* _Records supplied_:
==========
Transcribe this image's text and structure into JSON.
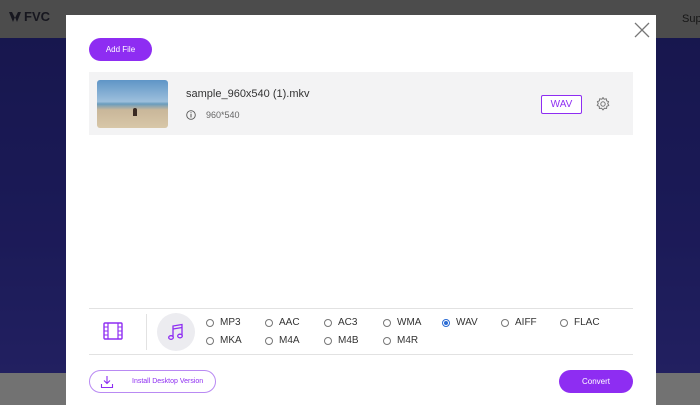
{
  "background": {
    "logo_text": "FVC",
    "nav_partial": "Sup"
  },
  "modal": {
    "add_file_label": "Add File",
    "file": {
      "name": "sample_960x540 (1).mkv",
      "resolution": "960*540",
      "output_format": "WAV"
    },
    "formats_row1": [
      "MP3",
      "AAC",
      "AC3",
      "WMA",
      "WAV",
      "AIFF",
      "FLAC"
    ],
    "formats_row2": [
      "MKA",
      "M4A",
      "M4B",
      "M4R"
    ],
    "selected_format": "WAV",
    "install_label": "Install Desktop Version",
    "convert_label": "Convert"
  },
  "colors": {
    "accent": "#8e2df2",
    "header_bg": "#8a8a8a",
    "hero_bg": "#2b2a8f"
  },
  "icons": [
    "close-icon",
    "info-icon",
    "settings-icon",
    "video-icon",
    "music-icon",
    "download-icon"
  ]
}
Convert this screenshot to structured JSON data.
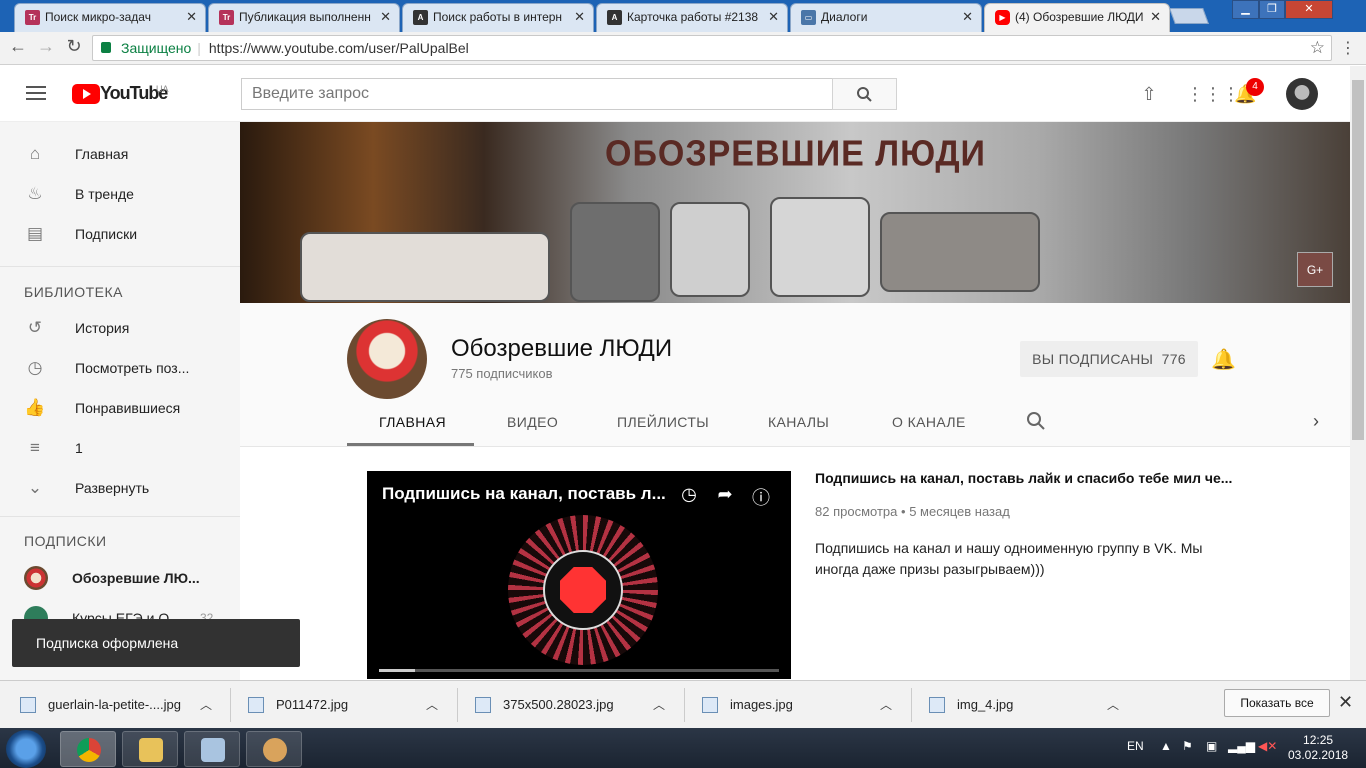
==========
* _Exercise task_:
The records above should be reproduced exactly, with no pictures included.

* _Right answer_:
Transcribe this image's text and structure into JSON.
{
  "background": {
    "logo_text": "FVC",
    "nav_partial": "Sup"
  },
  "modal": {
    "add_file_label": "Add File",
    "file": {
      "name": "sample_960x540 (1).mkv",
      "resolution": "960*540",
      "output_format": "WAV"
    },
    "formats_row1": [
      "MP3",
      "AAC",
      "AC3",
      "WMA",
      "WAV",
      "AIFF",
      "FLAC"
    ],
    "formats_row2": [
      "MKA",
      "M4A",
      "M4B",
      "M4R"
    ],
    "selected_format": "WAV",
    "install_label": "Install Desktop Version",
    "convert_label": "Convert"
  },
  "colors": {
    "accent": "#8e2df2",
    "header_bg": "#8a8a8a",
    "hero_bg": "#2b2a8f"
  },
  "icons": [
    "close-icon",
    "info-icon",
    "settings-icon",
    "video-icon",
    "music-icon",
    "download-icon"
  ]
}
Convert this screenshot to structured JSON data.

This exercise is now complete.